▶ VORLIEGENDER AUSZUG

┄┄┄┄┄┄

1 Ausgangslage
Gemäß Artikel 79 Absatz 4 Landesverfassung und § 14 Landeshaushaltsordnung sind das Vermögen und die Schulden des Landes in einer Anlage zum Staatshaushaltsplan nachzuweisen. Nach Abschluss des Haushaltsjahres hat der Finanzminister gemäß Artikel 83 Absatz 1 der Landesverfassung und den §§ 86 und 114 Landeshaushaltsordnung dem Landtag nicht nur über Einnahmen und Ausgaben, sondern auch über das Vermögen und die Schulden zur Entlastung der Regierung Rechnung zu legen.
Die Vermögens- und Schuldensituation des Landes wird bisher in der Vermögensübersicht im Vorheft zum Staatshaushaltsplan abgebildet. Diese ist jedoch insofern unvollständig, als z. B. detaillierte Angaben zum Infrastrukturvermögen und zu Rückstellungen fehlen.

┄┄┄┄┄┄

▶ DURCHZUFÜHRENDE AUFGABEN
1 > Nennen Sie alle Rechtsvorschriften, auf die sich der Abschnitt zur Ausgangslage beruft. Führen Sie jeden Artikel und jeden Paragrafen einzeln an.
2 > Schreiben Sie aus dem Abschnitt zur Ausgangslage die Stelle zwischen "Die Vermögens- und" und "zu Rückstellungen fehlen." wortgetreu ab, beide Grenzen eingeschlossen.
3 > Beantworten Sie anhand des Abschnitts zur Ausgangslage die folgenden Fragen:
(a) Wem hat der Finanzminister nach Abschluss des Haushaltsjahres Rechnung zu legen?
(b) Wo wird die Vermögens- und Schuldensituation des Landes bisher abgebildet?
(c) Welche Angaben fehlen dort beispielsweise?

▶ DATENTEIL
┄┄┄┄┄┄

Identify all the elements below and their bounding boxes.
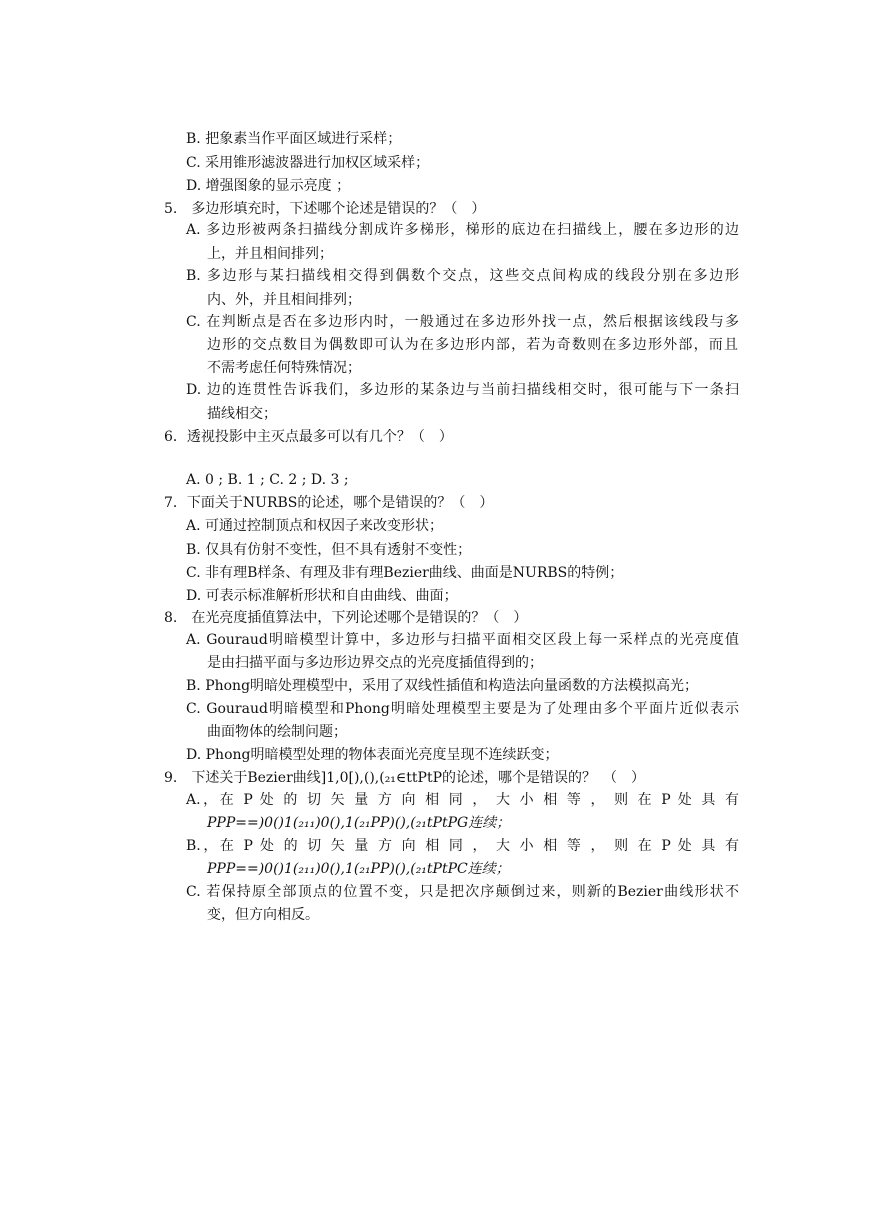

┄┄┄┄┄┄

▶ LÖSUNGEN ZUR ÜBUNG
1 >
Artikel 79 Absatz 4 Landesverfassung
§ 14 Landeshaushaltsordnung
Artikel 83 Absatz 1 Landesverfassung
§ 86 Landeshaushaltsordnung
§ 114 Landeshaushaltsordnung

2 >
Die Vermögens- und Schuldensituation des Landes wird bisher in der Vermögensübersicht im Vorheft zum Staatshaushaltsplan abgebildet. Diese ist jedoch insofern unvollständig, als z. B. detaillierte Angaben zum Infrastrukturvermögen und zu Rückstellungen fehlen.

3 >
(a) Dem Landtag.
(b) In der Vermögensübersicht im Vorheft zum Staatshaushaltsplan.
(c) Detaillierte Angaben zum Infrastrukturvermögen und zu Rückstellungen.